Written request A:
Decide whether each statement agrees with the intro below, answering yes or no and quoting the exact words of the intro that settle it: (i) Frigate is built to run as a Docker container; (ii) the guide installs Frigate with Docker; (iii) Homeassistant and Eclipse MQTT are set up as rootless containers.
Written request B:
From the intro below, quote the part that opens with the words containing "This guide will" and closes with "in real time.".

Extract:
++++

Intro
Video surveillence software has come a long way since the days of analog CCTV cameras and dedicated NVR units that used propietary software and annoying licenses. Now there’s quite a variety of free and open source alternatives that have no such restrictions - the caveat being you have to spend time learning how it works and do your own troubleshooting if problems arise. With the ability to use cheap IP cameras on the market, using these open source NVR software is very appealing.
One of the best NVR software that has emerged as of recent is the one called Frigate NVR. With Frigate, there are no weird freemium paid plans or antsy devs like you see with Shinobi, and its strong integration with Homeassistant makes it all the more appealing. The other added benefit is Frigate is designed to be deployed as a Docker container, which makes migrating your data and configs super easy between server updates.
This guide will show you how to install and configure Frigate not using Docker, instead using Podman. With Podman, we will setup Frigate to run in the user space as a rootless container. We will also configure Homeassistant and Eclipse MQTT Podman containers in rootless mode to work with Frigate to enable alerts and remote viewing of your cameras in real time.

++++

Items:
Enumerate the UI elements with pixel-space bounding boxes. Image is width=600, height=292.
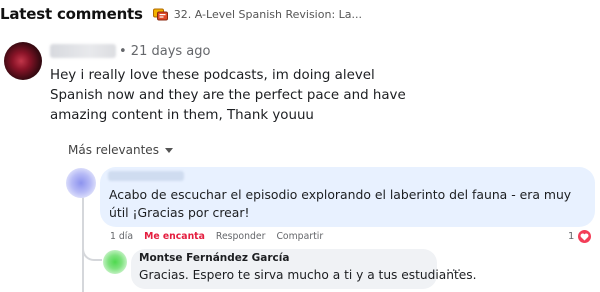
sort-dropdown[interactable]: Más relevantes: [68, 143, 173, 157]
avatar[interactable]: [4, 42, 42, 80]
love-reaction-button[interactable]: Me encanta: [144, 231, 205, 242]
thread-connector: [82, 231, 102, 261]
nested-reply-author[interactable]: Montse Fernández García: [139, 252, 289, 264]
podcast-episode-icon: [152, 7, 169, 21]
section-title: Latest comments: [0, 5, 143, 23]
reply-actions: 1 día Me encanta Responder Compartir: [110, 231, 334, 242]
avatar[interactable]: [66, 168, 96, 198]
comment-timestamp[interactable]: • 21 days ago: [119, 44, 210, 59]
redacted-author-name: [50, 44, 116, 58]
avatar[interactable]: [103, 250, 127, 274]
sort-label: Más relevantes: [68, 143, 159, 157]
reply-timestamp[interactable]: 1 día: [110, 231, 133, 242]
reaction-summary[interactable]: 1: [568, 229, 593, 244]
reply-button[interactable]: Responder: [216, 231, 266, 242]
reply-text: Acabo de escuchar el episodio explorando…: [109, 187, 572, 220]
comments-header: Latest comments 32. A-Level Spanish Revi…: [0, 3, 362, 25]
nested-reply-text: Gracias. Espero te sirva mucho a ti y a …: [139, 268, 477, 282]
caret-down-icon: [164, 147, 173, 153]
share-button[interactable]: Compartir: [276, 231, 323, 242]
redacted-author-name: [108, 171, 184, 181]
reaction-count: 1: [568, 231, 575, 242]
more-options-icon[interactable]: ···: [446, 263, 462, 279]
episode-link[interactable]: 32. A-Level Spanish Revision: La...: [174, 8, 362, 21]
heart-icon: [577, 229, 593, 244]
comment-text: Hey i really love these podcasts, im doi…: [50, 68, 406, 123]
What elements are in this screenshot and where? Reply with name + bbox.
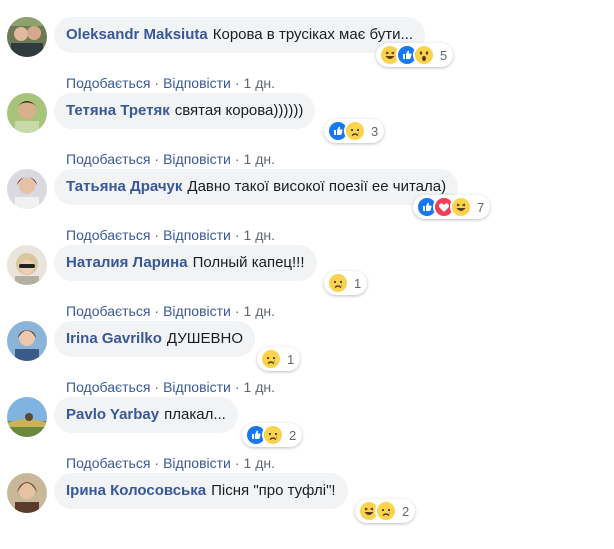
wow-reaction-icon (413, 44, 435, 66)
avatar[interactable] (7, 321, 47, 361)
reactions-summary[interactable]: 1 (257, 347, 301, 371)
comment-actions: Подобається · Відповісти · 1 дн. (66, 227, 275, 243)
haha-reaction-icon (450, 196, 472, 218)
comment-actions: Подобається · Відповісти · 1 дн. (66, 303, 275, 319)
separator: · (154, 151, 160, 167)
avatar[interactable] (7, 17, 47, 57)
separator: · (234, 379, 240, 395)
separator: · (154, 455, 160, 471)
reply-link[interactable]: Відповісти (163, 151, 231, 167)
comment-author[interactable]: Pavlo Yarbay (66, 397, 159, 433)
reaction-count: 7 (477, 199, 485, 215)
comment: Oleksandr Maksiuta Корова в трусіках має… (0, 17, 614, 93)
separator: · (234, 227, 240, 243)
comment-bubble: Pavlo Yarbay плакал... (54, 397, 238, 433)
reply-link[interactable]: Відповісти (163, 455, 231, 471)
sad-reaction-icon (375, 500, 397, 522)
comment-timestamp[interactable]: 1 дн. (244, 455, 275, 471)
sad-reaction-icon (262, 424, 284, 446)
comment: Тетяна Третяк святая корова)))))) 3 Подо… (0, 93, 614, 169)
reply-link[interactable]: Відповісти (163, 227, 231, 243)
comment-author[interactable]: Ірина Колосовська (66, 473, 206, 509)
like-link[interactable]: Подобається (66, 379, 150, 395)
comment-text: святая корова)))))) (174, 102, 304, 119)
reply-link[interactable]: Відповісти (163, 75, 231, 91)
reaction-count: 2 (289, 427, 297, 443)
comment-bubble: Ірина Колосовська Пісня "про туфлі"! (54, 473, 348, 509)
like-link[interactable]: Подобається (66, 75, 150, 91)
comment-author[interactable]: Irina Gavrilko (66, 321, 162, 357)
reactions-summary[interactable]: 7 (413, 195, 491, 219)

++++

Exercise answer A:
(i) Yes: "Frigate is designed to be deployed as a Docker container"
(ii) No: "install and configure Frigate not using Docker, instead using Podman"
(iii) Yes: "configure Homeassistant and Eclipse MQTT Podman containers in rootless mode"

Exercise answer B:
This guide will show you how to install and configure Frigate not using Docker, instead using Podman. With Podman, we will setup Frigate to run in the user space as a rootless container. We will also configure Homeassistant and Eclipse MQTT Podman containers in rootless mode to work with Frigate to enable alerts and remote viewing of your cameras in real time.